Work order
Transcription, pictures excluded: write out the data below exactly.

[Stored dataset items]
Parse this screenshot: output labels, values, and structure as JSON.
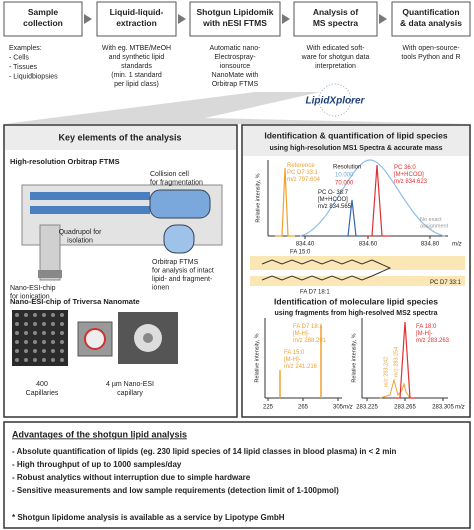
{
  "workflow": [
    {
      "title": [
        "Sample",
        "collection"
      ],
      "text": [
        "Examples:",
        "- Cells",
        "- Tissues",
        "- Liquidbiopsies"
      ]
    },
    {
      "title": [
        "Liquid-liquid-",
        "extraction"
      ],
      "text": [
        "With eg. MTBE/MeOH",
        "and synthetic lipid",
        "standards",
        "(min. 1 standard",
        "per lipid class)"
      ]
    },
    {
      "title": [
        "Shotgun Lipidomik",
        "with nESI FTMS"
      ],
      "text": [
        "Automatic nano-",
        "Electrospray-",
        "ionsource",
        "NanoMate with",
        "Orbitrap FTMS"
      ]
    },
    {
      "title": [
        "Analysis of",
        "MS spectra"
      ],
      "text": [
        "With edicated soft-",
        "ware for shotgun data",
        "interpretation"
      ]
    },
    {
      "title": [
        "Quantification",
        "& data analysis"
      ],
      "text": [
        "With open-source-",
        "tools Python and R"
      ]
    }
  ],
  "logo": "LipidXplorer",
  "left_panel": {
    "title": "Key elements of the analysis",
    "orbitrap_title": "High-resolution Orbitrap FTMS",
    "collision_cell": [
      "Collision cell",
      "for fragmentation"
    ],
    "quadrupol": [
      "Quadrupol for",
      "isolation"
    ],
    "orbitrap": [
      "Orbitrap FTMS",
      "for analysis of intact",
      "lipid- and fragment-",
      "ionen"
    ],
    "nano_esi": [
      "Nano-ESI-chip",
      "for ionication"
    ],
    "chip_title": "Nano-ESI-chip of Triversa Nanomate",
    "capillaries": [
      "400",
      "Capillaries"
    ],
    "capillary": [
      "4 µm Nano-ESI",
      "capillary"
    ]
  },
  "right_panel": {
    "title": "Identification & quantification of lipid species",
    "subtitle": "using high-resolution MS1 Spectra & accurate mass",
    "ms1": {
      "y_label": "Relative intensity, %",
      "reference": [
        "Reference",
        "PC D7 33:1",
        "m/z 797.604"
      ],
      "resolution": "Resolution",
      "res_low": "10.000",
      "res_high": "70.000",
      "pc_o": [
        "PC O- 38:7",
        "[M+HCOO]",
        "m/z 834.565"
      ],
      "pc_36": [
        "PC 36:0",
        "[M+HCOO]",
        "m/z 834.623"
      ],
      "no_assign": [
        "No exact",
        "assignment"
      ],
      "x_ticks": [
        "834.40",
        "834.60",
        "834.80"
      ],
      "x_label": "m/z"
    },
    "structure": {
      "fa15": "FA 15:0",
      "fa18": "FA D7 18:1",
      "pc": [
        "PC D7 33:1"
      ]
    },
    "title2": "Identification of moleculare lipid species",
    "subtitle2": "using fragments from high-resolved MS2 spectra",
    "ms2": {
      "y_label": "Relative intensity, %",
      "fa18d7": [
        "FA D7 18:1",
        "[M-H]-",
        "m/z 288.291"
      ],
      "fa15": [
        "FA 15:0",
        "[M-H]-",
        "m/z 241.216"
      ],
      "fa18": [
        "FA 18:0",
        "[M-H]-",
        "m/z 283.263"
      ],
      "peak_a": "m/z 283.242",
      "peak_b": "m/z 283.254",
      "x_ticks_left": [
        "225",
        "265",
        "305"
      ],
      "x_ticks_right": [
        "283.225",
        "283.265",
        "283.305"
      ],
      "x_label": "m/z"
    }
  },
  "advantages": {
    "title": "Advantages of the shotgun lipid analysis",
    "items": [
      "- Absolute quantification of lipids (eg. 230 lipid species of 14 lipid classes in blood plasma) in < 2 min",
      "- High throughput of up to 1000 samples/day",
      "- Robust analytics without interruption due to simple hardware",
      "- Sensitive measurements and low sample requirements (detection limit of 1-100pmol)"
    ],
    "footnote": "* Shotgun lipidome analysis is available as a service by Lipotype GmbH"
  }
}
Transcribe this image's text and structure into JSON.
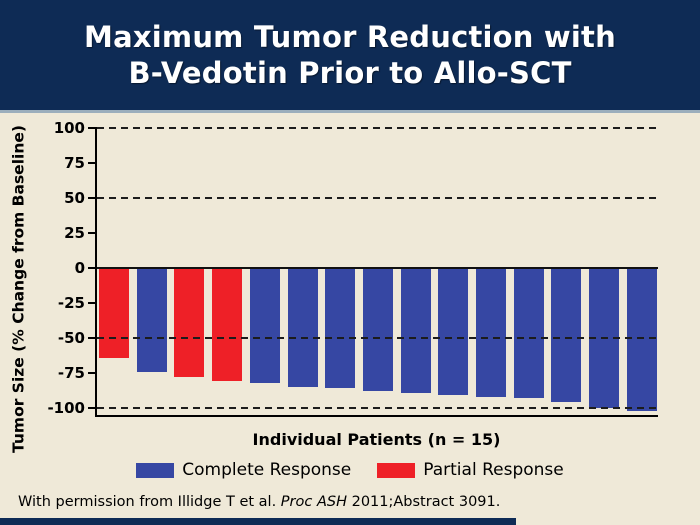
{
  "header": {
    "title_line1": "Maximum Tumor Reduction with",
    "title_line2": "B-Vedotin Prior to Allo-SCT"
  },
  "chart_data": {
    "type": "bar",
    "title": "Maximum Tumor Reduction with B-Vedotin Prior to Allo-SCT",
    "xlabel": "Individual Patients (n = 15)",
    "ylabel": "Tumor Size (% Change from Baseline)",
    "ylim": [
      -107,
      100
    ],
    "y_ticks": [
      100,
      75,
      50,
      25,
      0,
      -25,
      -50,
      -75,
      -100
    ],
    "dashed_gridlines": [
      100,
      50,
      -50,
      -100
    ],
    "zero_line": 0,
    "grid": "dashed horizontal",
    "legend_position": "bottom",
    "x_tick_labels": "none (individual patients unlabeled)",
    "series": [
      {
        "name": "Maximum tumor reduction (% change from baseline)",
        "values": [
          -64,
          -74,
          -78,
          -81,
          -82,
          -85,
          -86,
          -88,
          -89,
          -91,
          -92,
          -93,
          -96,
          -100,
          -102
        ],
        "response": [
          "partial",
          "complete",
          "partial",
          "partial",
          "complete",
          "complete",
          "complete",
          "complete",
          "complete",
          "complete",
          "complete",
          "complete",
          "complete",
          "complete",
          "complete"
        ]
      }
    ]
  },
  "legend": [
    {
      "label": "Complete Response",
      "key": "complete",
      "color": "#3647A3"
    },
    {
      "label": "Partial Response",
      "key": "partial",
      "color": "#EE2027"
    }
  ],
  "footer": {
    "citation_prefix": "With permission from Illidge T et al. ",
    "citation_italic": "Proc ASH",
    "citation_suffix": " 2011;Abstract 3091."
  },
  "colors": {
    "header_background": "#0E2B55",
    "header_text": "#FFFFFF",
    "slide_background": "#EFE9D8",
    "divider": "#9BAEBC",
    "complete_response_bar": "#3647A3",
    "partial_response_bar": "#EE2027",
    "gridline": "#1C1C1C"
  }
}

Your response
Parse this screenshot: output labels, values, and structure as JSON.
{
  "workflow": [
    {
      "title": [
        "Sample",
        "collection"
      ],
      "text": [
        "Examples:",
        "- Cells",
        "- Tissues",
        "- Liquidbiopsies"
      ]
    },
    {
      "title": [
        "Liquid-liquid-",
        "extraction"
      ],
      "text": [
        "With eg. MTBE/MeOH",
        "and synthetic lipid",
        "standards",
        "(min. 1 standard",
        "per lipid class)"
      ]
    },
    {
      "title": [
        "Shotgun Lipidomik",
        "with nESI FTMS"
      ],
      "text": [
        "Automatic nano-",
        "Electrospray-",
        "ionsource",
        "NanoMate with",
        "Orbitrap FTMS"
      ]
    },
    {
      "title": [
        "Analysis of",
        "MS spectra"
      ],
      "text": [
        "With edicated soft-",
        "ware for shotgun data",
        "interpretation"
      ]
    },
    {
      "title": [
        "Quantification",
        "& data analysis"
      ],
      "text": [
        "With open-source-",
        "tools Python and R"
      ]
    }
  ],
  "logo": "LipidXplorer",
  "left_panel": {
    "title": "Key elements of the analysis",
    "orbitrap_title": "High-resolution Orbitrap FTMS",
    "collision_cell": [
      "Collision cell",
      "for fragmentation"
    ],
    "quadrupol": [
      "Quadrupol for",
      "isolation"
    ],
    "orbitrap": [
      "Orbitrap FTMS",
      "for analysis of intact",
      "lipid- and fragment-",
      "ionen"
    ],
    "nano_esi": [
      "Nano-ESI-chip",
      "for ionication"
    ],
    "chip_title": "Nano-ESI-chip of Triversa Nanomate",
    "capillaries": [
      "400",
      "Capillaries"
    ],
    "capillary": [
      "4 µm Nano-ESI",
      "capillary"
    ]
  },
  "right_panel": {
    "title": "Identification & quantification of lipid species",
    "subtitle": "using high-resolution MS1 Spectra & accurate mass",
    "ms1": {
      "y_label": "Relative intensity, %",
      "reference": [
        "Reference",
        "PC D7 33:1",
        "m/z 797.604"
      ],
      "resolution": "Resolution",
      "res_low": "10.000",
      "res_high": "70.000",
      "pc_o": [
        "PC O- 38:7",
        "[M+HCOO]",
        "m/z 834.565"
      ],
      "pc_36": [
        "PC 36:0",
        "[M+HCOO]",
        "m/z 834.623"
      ],
      "no_assign": [
        "No exact",
        "assignment"
      ],
      "x_ticks": [
        "834.40",
        "834.60",
        "834.80"
      ],
      "x_label": "m/z"
    },
    "structure": {
      "fa15": "FA 15:0",
      "fa18": "FA D7 18:1",
      "pc": [
        "PC D7 33:1"
      ]
    },
    "title2": "Identification of moleculare lipid species",
    "subtitle2": "using fragments from high-resolved MS2 spectra",
    "ms2": {
      "y_label": "Relative intensity, %",
      "fa18d7": [
        "FA D7 18:1",
        "[M-H]-",
        "m/z 288.291"
      ],
      "fa15": [
        "FA 15:0",
        "[M-H]-",
        "m/z 241.216"
      ],
      "fa18": [
        "FA 18:0",
        "[M-H]-",
        "m/z 283.263"
      ],
      "peak_a": "m/z 283.242",
      "peak_b": "m/z 283.254",
      "x_ticks_left": [
        "225",
        "265",
        "305"
      ],
      "x_ticks_right": [
        "283.225",
        "283.265",
        "283.305"
      ],
      "x_label": "m/z"
    }
  },
  "advantages": {
    "title": "Advantages of the shotgun lipid analysis",
    "items": [
      "- Absolute quantification of lipids (eg. 230 lipid species of 14 lipid classes in blood plasma) in < 2 min",
      "- High throughput of up to 1000 samples/day",
      "- Robust analytics without interruption due to simple hardware",
      "- Sensitive measurements and low sample requirements (detection limit of 1-100pmol)"
    ],
    "footnote": "* Shotgun lipidome analysis is available as a service by Lipotype GmbH"
  }
}
Transcribe this image's text and structure into JSON.
{
  "header": {
    "title_line1": "Maximum Tumor Reduction with",
    "title_line2": "B-Vedotin Prior to Allo-SCT"
  },
  "chart_data": {
    "type": "bar",
    "title": "Maximum Tumor Reduction with B-Vedotin Prior to Allo-SCT",
    "xlabel": "Individual Patients (n = 15)",
    "ylabel": "Tumor Size (% Change from Baseline)",
    "ylim": [
      -107,
      100
    ],
    "y_ticks": [
      100,
      75,
      50,
      25,
      0,
      -25,
      -50,
      -75,
      -100
    ],
    "dashed_gridlines": [
      100,
      50,
      -50,
      -100
    ],
    "zero_line": 0,
    "grid": "dashed horizontal",
    "legend_position": "bottom",
    "x_tick_labels": "none (individual patients unlabeled)",
    "series": [
      {
        "name": "Maximum tumor reduction (% change from baseline)",
        "values": [
          -64,
          -74,
          -78,
          -81,
          -82,
          -85,
          -86,
          -88,
          -89,
          -91,
          -92,
          -93,
          -96,
          -100,
          -102
        ],
        "response": [
          "partial",
          "complete",
          "partial",
          "partial",
          "complete",
          "complete",
          "complete",
          "complete",
          "complete",
          "complete",
          "complete",
          "complete",
          "complete",
          "complete",
          "complete"
        ]
      }
    ]
  },
  "legend": [
    {
      "label": "Complete Response",
      "key": "complete",
      "color": "#3647A3"
    },
    {
      "label": "Partial Response",
      "key": "partial",
      "color": "#EE2027"
    }
  ],
  "footer": {
    "citation_prefix": "With permission from Illidge T et al. ",
    "citation_italic": "Proc ASH",
    "citation_suffix": " 2011;Abstract 3091."
  },
  "colors": {
    "header_background": "#0E2B55",
    "header_text": "#FFFFFF",
    "slide_background": "#EFE9D8",
    "divider": "#9BAEBC",
    "complete_response_bar": "#3647A3",
    "partial_response_bar": "#EE2027",
    "gridline": "#1C1C1C"
  }
}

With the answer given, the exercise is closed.